┌──

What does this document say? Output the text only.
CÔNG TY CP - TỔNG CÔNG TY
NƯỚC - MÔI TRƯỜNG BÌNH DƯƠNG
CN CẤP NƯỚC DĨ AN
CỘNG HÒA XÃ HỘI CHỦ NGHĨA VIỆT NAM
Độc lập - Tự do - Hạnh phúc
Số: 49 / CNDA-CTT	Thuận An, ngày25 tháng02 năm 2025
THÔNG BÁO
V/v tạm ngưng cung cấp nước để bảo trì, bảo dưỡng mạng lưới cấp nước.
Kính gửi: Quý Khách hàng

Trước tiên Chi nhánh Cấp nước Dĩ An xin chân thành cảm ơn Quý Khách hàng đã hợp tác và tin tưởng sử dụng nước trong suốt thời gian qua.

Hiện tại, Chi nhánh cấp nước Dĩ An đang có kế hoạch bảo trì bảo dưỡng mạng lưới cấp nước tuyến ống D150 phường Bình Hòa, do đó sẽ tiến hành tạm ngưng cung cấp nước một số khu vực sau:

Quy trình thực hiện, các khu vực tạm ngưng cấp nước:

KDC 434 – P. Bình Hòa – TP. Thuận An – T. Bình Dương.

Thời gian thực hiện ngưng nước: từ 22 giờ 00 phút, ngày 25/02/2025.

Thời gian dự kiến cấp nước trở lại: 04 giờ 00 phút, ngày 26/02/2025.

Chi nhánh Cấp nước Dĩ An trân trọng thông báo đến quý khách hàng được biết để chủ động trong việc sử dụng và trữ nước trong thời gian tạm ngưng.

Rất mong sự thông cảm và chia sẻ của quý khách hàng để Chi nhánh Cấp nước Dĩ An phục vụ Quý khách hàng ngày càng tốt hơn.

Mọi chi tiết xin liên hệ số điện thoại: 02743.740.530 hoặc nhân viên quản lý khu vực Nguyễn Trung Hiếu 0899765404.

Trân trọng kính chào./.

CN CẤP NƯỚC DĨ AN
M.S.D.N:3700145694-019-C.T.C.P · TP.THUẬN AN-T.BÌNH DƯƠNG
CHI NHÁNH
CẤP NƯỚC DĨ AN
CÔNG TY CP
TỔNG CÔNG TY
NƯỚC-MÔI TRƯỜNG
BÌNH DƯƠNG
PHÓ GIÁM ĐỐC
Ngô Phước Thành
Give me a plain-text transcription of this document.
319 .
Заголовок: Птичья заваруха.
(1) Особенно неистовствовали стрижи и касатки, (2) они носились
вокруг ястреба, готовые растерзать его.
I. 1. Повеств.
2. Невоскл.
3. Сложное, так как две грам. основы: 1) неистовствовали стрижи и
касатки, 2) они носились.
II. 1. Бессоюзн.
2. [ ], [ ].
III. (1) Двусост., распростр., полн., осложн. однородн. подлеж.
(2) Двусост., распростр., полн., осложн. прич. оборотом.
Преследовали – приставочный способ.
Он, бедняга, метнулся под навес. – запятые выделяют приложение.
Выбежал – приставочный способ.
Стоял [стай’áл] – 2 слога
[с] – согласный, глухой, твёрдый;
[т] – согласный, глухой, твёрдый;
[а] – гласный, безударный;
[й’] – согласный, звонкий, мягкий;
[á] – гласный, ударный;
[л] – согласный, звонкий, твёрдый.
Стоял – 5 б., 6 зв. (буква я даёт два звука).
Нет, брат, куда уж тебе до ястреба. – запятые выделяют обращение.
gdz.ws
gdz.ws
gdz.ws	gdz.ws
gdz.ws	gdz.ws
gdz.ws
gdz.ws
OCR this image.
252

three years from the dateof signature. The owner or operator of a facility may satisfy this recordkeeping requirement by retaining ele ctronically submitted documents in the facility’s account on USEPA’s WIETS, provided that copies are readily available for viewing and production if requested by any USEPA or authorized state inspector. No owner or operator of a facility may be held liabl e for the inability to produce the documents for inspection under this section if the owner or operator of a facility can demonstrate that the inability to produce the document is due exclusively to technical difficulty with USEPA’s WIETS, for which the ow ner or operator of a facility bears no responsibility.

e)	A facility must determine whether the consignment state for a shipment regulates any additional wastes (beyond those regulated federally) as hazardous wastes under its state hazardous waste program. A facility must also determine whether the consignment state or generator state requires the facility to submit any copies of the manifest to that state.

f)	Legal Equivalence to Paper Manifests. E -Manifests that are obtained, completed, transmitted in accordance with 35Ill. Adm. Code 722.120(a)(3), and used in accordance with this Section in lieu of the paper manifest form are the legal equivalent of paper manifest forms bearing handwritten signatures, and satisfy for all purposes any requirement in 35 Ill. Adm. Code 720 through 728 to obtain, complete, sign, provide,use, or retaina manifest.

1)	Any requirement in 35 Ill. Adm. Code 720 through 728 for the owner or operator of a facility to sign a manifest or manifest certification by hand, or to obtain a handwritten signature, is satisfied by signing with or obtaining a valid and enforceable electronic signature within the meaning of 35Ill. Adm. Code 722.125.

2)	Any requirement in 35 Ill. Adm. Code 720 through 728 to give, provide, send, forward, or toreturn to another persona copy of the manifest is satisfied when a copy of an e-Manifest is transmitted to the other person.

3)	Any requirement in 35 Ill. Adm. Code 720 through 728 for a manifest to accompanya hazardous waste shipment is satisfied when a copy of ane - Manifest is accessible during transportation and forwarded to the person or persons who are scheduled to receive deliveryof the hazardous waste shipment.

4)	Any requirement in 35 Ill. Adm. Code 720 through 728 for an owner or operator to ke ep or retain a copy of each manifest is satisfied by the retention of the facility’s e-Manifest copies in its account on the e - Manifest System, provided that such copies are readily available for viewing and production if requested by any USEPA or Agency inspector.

└──

GIVEN INSTRUCTION:
Select all lines in the listing that include the word "звонкий".

SOLUTION FOR THIS PROBLEM:
[й’] – согласный, звонкий, мягкий;
[л] – согласный, звонкий, твёрдый.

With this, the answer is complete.